┏━━
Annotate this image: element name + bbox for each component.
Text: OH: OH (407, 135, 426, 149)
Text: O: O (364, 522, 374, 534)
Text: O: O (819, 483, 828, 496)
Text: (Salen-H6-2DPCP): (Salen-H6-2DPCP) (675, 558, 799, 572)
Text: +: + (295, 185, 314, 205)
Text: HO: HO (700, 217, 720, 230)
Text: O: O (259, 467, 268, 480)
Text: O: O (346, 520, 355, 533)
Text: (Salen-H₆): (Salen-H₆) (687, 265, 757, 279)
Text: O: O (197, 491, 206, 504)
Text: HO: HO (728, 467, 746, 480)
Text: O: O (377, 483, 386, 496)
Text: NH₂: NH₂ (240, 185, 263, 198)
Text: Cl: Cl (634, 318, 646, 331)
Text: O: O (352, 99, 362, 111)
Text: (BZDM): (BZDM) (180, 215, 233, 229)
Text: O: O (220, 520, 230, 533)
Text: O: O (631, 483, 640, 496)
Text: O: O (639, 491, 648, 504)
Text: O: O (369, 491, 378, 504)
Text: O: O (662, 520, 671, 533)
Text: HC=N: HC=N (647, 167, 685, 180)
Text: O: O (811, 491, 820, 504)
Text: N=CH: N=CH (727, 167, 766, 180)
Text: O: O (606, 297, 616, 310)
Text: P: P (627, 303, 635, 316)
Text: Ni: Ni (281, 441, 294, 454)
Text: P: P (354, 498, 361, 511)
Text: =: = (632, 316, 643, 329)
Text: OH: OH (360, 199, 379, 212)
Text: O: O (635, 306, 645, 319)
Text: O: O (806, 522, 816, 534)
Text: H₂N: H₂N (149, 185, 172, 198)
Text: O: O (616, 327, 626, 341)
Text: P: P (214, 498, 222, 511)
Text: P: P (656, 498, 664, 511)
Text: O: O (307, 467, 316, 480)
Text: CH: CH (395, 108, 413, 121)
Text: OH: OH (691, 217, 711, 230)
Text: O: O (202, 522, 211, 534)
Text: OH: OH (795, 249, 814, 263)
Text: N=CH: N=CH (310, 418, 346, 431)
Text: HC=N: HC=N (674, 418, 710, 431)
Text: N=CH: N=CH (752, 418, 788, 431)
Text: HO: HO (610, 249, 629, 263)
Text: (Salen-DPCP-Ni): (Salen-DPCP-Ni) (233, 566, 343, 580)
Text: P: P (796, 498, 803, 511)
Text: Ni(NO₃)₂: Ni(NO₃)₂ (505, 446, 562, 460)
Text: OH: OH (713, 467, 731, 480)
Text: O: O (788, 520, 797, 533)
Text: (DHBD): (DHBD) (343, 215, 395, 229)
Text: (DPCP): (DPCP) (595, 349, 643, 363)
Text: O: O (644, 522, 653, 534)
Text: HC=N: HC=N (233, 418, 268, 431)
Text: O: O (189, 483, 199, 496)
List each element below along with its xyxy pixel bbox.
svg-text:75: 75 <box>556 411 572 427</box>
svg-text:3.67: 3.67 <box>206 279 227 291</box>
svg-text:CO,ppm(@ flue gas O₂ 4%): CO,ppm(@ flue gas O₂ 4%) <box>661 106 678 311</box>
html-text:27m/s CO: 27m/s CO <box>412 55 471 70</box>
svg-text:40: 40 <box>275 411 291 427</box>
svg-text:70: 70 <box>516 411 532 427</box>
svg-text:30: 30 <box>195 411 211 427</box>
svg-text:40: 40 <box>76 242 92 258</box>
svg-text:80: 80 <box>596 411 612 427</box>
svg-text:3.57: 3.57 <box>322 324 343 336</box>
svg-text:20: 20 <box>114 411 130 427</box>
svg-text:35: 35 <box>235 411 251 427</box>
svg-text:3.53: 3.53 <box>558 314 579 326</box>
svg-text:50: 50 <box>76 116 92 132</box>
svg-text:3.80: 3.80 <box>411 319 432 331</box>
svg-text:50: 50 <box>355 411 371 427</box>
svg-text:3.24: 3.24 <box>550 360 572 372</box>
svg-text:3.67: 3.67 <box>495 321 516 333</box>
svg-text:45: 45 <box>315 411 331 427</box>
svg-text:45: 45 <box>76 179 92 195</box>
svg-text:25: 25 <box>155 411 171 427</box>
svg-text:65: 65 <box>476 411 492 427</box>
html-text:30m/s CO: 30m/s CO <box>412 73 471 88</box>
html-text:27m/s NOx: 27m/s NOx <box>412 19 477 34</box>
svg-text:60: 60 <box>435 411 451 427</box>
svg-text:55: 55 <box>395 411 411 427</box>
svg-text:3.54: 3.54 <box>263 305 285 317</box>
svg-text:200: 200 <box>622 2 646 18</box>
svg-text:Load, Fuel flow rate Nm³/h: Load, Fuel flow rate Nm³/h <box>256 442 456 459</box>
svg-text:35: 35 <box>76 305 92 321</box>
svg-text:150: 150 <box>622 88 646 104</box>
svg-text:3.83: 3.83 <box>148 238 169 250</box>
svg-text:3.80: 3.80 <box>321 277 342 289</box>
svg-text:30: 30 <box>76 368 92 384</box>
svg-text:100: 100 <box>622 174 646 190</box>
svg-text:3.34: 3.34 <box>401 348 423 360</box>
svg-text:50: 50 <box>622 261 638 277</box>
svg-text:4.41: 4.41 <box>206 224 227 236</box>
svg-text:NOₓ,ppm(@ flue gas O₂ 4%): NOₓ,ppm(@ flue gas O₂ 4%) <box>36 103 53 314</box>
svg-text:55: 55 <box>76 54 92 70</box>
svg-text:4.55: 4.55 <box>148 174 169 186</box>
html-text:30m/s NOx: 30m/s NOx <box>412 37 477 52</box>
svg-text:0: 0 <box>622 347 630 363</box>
┗━━
Written problem
Reproduce every line above verbatim, from the first through the last, without altering any character.

Written solution
Annotate this image: element name + bbox for each component.
Text: OH: OH (407, 135, 426, 149)
Text: O: O (364, 522, 374, 534)
Text: O: O (819, 483, 828, 496)
Text: (Salen-H6-2DPCP): (Salen-H6-2DPCP) (675, 558, 799, 572)
Text: +: + (295, 185, 314, 205)
Text: HO: HO (700, 217, 720, 230)
Text: O: O (259, 467, 268, 480)
Text: O: O (346, 520, 355, 533)
Text: (Salen-H₆): (Salen-H₆) (687, 265, 757, 279)
Text: O: O (197, 491, 206, 504)
Text: HO: HO (728, 467, 746, 480)
Text: O: O (377, 483, 386, 496)
Text: NH₂: NH₂ (240, 185, 263, 198)
Text: Cl: Cl (634, 318, 646, 331)
Text: O: O (352, 99, 362, 111)
Text: (BZDM): (BZDM) (180, 215, 233, 229)
Text: O: O (220, 520, 230, 533)
Text: O: O (631, 483, 640, 496)
Text: O: O (639, 491, 648, 504)
Text: O: O (369, 491, 378, 504)
Text: O: O (662, 520, 671, 533)
Text: HC=N: HC=N (647, 167, 685, 180)
Text: O: O (811, 491, 820, 504)
Text: N=CH: N=CH (727, 167, 766, 180)
Text: O: O (606, 297, 616, 310)
Text: P: P (627, 303, 635, 316)
Text: Ni: Ni (281, 441, 294, 454)
Text: P: P (354, 498, 361, 511)
Text: =: = (632, 316, 643, 329)
Text: OH: OH (360, 199, 379, 212)
Text: O: O (635, 306, 645, 319)
Text: O: O (806, 522, 816, 534)
Text: H₂N: H₂N (149, 185, 172, 198)
Text: O: O (616, 327, 626, 341)
Text: P: P (214, 498, 222, 511)
Text: P: P (656, 498, 664, 511)
Text: O: O (307, 467, 316, 480)
Text: CH: CH (395, 108, 413, 121)
Text: OH: OH (691, 217, 711, 230)
Text: O: O (202, 522, 211, 534)
Text: OH: OH (795, 249, 814, 263)
Text: N=CH: N=CH (310, 418, 346, 431)
Text: HC=N: HC=N (674, 418, 710, 431)
Text: N=CH: N=CH (752, 418, 788, 431)
Text: HO: HO (610, 249, 629, 263)
Text: (Salen-DPCP-Ni): (Salen-DPCP-Ni) (233, 566, 343, 580)
Text: P: P (796, 498, 803, 511)
Text: Ni(NO₃)₂: Ni(NO₃)₂ (505, 446, 562, 460)
Text: OH: OH (713, 467, 731, 480)
Text: O: O (788, 520, 797, 533)
Text: (DHBD): (DHBD) (343, 215, 395, 229)
Text: (DPCP): (DPCP) (595, 349, 643, 363)
Text: O: O (644, 522, 653, 534)
Text: HC=N: HC=N (233, 418, 268, 431)
Text: O: O (189, 483, 199, 496)
List each element below along with its xyxy pixel bbox.
svg-text:75: 75 <box>556 411 572 427</box>
svg-text:3.67: 3.67 <box>206 279 227 291</box>
svg-text:CO,ppm(@ flue gas O₂ 4%): CO,ppm(@ flue gas O₂ 4%) <box>661 106 678 311</box>
html-text:27m/s CO: 27m/s CO <box>412 55 471 70</box>
svg-text:40: 40 <box>275 411 291 427</box>
svg-text:70: 70 <box>516 411 532 427</box>
svg-text:30: 30 <box>195 411 211 427</box>
svg-text:40: 40 <box>76 242 92 258</box>
svg-text:80: 80 <box>596 411 612 427</box>
svg-text:3.57: 3.57 <box>322 324 343 336</box>
svg-text:20: 20 <box>114 411 130 427</box>
svg-text:35: 35 <box>235 411 251 427</box>
svg-text:3.53: 3.53 <box>558 314 579 326</box>
svg-text:50: 50 <box>76 116 92 132</box>
svg-text:3.80: 3.80 <box>411 319 432 331</box>
svg-text:50: 50 <box>355 411 371 427</box>
svg-text:3.24: 3.24 <box>550 360 572 372</box>
svg-text:3.67: 3.67 <box>495 321 516 333</box>
svg-text:45: 45 <box>315 411 331 427</box>
svg-text:45: 45 <box>76 179 92 195</box>
svg-text:25: 25 <box>155 411 171 427</box>
svg-text:65: 65 <box>476 411 492 427</box>
html-text:30m/s CO: 30m/s CO <box>412 73 471 88</box>
html-text:27m/s NOx: 27m/s NOx <box>412 19 477 34</box>
svg-text:60: 60 <box>435 411 451 427</box>
svg-text:55: 55 <box>395 411 411 427</box>
svg-text:3.54: 3.54 <box>263 305 285 317</box>
svg-text:200: 200 <box>622 2 646 18</box>
svg-text:Load, Fuel flow rate Nm³/h: Load, Fuel flow rate Nm³/h <box>256 442 456 459</box>
svg-text:35: 35 <box>76 305 92 321</box>
svg-text:150: 150 <box>622 88 646 104</box>
svg-text:3.83: 3.83 <box>148 238 169 250</box>
svg-text:3.80: 3.80 <box>321 277 342 289</box>
svg-text:30: 30 <box>76 368 92 384</box>
svg-text:100: 100 <box>622 174 646 190</box>
svg-text:3.34: 3.34 <box>401 348 423 360</box>
svg-text:50: 50 <box>622 261 638 277</box>
svg-text:4.41: 4.41 <box>206 224 227 236</box>
svg-text:NOₓ,ppm(@ flue gas O₂ 4%): NOₓ,ppm(@ flue gas O₂ 4%) <box>36 103 53 314</box>
svg-text:55: 55 <box>76 54 92 70</box>
svg-text:4.55: 4.55 <box>148 174 169 186</box>
html-text:30m/s NOx: 30m/s NOx <box>412 37 477 52</box>
svg-text:0: 0 <box>622 347 630 363</box>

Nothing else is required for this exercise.